Each line that includes the string "LOCAL" counts once; give the total and nothing else.

[start Record set]

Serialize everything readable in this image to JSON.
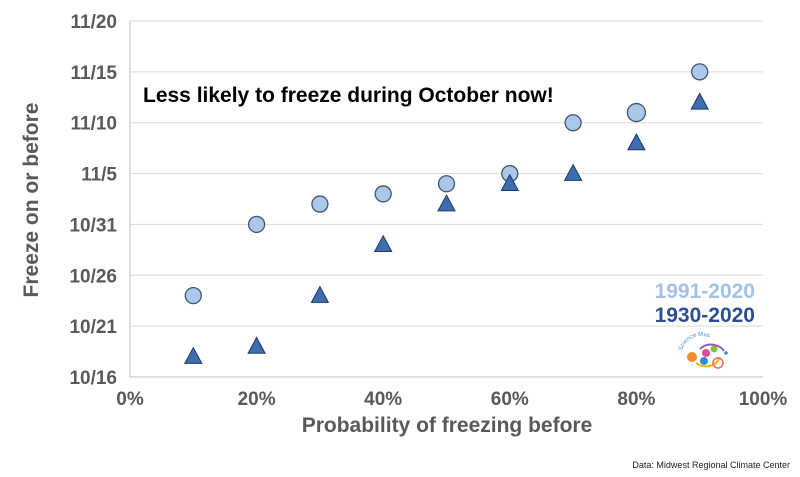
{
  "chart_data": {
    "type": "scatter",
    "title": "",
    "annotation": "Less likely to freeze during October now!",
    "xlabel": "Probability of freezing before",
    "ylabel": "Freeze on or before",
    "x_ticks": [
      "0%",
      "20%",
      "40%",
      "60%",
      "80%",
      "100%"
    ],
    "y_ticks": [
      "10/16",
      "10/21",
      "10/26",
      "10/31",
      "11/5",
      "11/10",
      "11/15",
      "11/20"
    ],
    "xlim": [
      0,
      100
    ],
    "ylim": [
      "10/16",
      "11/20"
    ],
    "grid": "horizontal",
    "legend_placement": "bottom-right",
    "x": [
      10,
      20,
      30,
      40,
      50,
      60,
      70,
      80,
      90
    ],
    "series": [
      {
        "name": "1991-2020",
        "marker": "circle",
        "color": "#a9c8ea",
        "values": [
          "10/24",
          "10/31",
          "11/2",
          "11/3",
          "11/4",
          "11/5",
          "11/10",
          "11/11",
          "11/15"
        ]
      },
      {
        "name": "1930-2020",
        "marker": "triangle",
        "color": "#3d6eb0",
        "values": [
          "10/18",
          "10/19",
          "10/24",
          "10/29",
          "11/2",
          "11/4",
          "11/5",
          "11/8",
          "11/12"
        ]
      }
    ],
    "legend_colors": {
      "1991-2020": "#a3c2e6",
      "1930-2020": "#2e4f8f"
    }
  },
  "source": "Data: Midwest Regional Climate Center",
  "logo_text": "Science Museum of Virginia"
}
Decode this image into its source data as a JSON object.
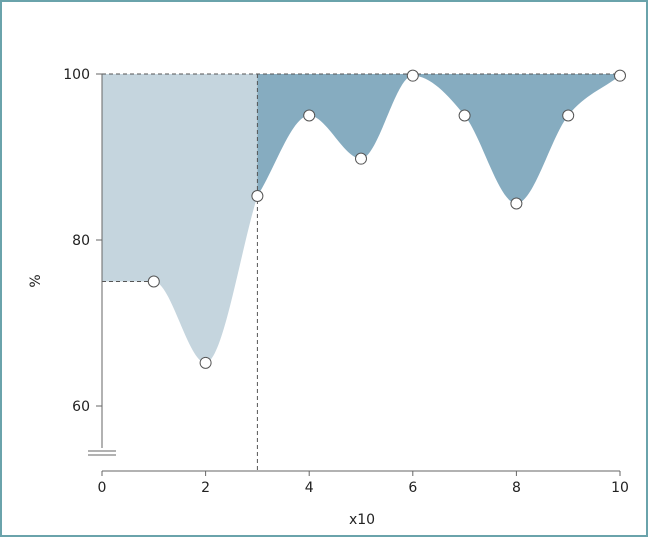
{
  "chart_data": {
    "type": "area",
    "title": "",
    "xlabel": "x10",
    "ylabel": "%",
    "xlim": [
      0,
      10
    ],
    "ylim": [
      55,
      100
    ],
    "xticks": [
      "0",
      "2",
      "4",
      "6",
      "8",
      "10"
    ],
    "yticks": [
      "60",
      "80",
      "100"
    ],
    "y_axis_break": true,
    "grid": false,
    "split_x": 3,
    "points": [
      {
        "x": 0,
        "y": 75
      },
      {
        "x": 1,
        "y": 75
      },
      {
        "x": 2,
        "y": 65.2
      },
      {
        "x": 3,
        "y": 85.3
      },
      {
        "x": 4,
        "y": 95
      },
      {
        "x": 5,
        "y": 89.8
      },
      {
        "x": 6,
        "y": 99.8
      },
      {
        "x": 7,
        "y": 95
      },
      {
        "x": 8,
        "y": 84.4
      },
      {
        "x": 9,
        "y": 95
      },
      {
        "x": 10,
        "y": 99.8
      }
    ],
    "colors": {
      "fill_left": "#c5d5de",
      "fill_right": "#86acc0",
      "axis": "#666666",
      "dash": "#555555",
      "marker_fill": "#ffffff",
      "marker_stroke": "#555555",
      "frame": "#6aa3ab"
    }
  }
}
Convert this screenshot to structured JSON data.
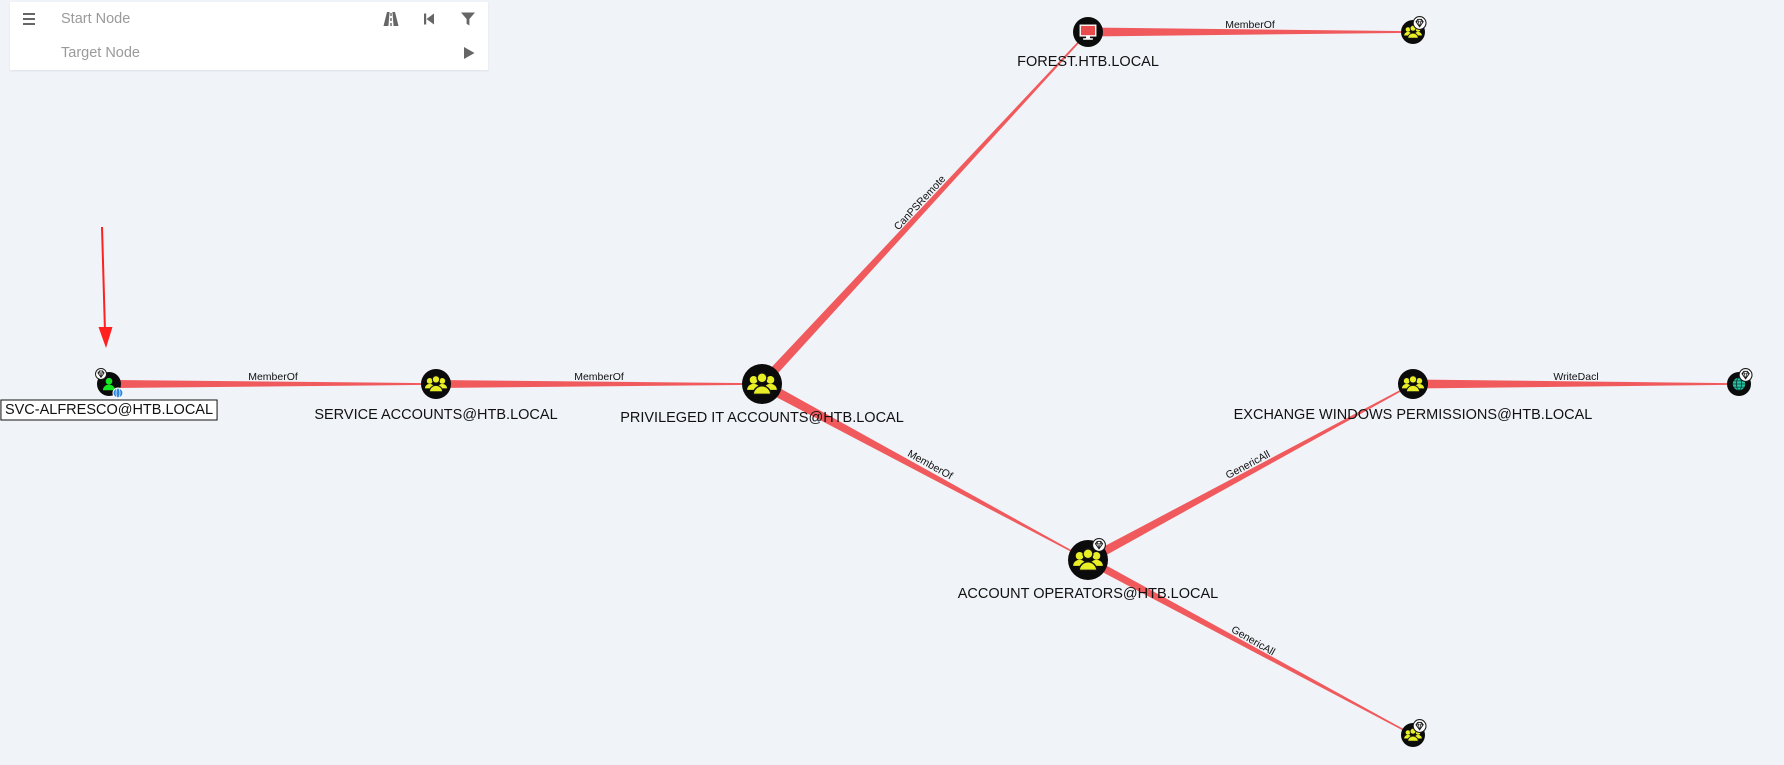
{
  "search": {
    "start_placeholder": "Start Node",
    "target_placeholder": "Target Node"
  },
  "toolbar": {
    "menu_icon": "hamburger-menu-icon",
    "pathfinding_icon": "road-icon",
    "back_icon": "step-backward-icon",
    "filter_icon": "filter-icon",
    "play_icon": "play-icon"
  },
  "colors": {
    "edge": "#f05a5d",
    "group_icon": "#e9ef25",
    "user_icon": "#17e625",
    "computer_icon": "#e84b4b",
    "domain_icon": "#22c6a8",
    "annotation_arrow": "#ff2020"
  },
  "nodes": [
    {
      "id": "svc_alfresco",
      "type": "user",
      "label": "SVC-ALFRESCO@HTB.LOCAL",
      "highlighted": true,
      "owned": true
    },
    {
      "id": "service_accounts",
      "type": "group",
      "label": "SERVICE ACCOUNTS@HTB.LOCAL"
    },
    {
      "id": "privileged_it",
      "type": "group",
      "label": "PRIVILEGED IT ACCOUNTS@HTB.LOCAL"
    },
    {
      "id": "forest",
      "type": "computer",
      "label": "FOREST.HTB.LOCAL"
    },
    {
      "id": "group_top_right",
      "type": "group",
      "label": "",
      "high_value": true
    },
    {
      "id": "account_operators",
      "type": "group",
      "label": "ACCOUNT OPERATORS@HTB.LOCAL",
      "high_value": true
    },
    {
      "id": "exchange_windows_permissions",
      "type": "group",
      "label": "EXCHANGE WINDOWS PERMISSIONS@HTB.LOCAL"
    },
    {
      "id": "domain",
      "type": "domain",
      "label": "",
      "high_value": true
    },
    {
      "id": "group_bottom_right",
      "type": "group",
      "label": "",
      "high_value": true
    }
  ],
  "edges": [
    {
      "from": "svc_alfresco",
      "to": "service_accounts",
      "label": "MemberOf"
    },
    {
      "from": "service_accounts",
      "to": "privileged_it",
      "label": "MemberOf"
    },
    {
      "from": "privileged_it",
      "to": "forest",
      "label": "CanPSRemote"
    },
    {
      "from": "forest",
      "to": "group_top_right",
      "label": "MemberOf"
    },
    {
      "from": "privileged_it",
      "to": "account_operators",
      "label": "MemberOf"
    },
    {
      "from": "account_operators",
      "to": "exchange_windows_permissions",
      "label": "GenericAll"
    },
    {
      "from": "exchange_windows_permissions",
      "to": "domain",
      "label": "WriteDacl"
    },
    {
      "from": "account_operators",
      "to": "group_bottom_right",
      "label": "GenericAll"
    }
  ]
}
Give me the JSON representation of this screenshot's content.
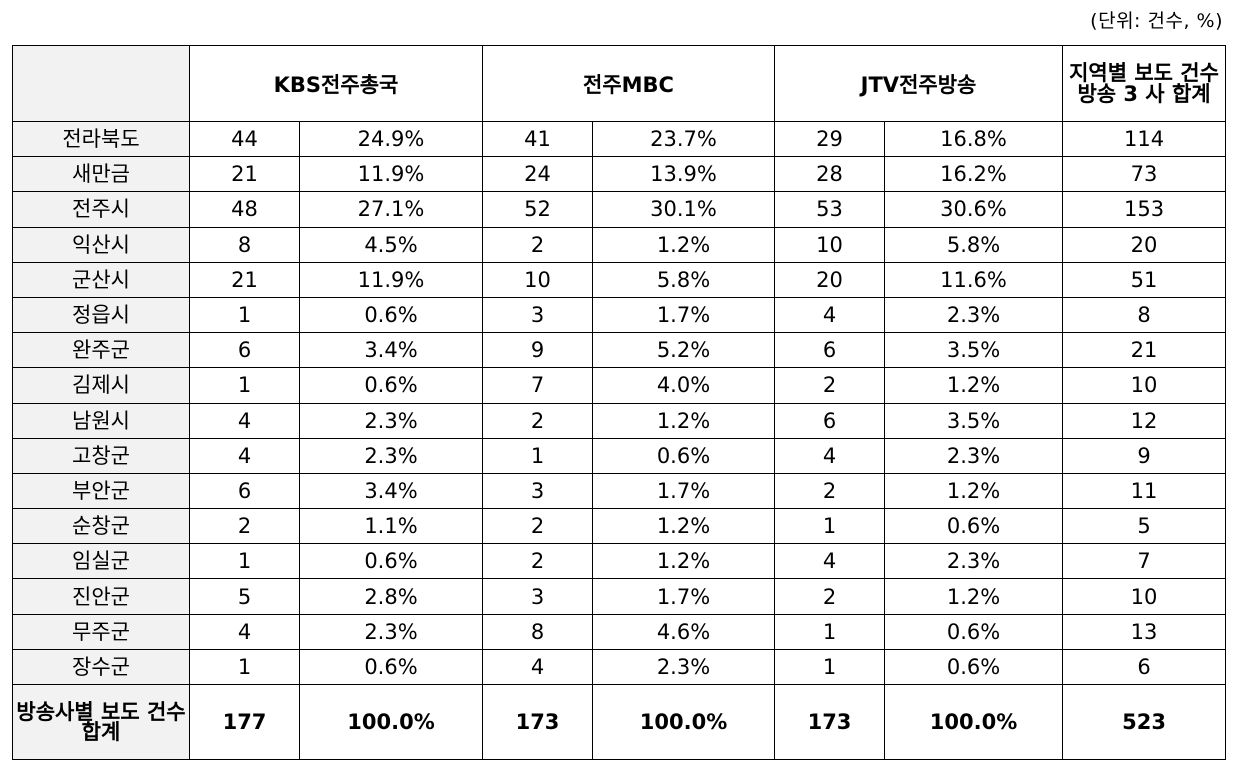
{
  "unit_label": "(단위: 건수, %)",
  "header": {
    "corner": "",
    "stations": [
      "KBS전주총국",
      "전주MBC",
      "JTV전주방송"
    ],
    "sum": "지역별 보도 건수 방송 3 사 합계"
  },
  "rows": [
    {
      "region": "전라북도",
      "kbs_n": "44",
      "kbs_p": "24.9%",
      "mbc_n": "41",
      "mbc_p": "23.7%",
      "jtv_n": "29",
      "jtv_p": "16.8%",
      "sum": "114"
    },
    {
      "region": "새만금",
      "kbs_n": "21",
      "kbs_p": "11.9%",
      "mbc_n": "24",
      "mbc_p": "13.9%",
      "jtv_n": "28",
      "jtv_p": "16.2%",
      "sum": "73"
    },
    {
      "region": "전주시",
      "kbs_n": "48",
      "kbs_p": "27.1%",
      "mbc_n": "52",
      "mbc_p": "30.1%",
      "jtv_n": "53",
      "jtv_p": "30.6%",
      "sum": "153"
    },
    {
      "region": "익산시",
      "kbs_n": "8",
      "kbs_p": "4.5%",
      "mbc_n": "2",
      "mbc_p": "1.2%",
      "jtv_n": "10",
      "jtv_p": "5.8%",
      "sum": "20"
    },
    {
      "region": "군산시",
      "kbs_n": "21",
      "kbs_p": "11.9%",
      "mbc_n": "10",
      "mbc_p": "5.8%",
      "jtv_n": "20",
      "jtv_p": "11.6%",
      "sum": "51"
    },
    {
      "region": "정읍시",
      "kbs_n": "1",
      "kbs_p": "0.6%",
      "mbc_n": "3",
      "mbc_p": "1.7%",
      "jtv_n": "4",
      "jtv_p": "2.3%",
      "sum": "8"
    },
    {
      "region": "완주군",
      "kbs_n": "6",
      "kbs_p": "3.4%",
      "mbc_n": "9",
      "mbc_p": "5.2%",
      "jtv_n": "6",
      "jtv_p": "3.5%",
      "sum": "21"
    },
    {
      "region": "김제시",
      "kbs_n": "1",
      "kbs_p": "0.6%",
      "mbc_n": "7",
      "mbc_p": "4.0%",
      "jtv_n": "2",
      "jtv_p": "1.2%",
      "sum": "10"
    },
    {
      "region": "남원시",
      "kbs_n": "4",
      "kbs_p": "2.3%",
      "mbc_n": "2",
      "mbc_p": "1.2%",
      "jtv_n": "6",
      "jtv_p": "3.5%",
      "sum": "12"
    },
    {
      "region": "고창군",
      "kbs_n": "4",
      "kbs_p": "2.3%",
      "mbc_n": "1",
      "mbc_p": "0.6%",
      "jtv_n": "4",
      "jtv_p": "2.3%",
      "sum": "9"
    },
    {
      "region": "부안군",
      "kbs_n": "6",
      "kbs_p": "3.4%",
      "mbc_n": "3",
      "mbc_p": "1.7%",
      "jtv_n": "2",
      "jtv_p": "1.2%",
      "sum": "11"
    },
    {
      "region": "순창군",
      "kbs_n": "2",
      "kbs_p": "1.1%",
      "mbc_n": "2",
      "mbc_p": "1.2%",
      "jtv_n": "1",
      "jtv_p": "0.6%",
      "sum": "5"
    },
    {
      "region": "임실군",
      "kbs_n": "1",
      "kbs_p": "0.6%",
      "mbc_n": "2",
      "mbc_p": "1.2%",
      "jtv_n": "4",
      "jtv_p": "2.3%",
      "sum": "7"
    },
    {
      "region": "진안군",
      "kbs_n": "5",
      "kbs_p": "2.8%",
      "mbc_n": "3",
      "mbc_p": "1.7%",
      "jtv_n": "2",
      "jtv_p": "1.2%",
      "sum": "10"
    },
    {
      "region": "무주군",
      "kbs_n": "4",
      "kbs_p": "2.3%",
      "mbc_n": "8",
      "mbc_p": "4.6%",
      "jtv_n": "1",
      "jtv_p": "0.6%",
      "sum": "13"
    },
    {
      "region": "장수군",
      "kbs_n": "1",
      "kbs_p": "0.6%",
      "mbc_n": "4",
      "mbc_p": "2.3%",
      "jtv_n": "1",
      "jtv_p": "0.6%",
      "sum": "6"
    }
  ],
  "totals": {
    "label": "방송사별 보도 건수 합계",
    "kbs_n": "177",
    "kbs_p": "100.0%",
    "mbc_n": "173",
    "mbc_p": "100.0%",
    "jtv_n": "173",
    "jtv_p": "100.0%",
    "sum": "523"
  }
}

[end Record set]

**Output for this exercise**
6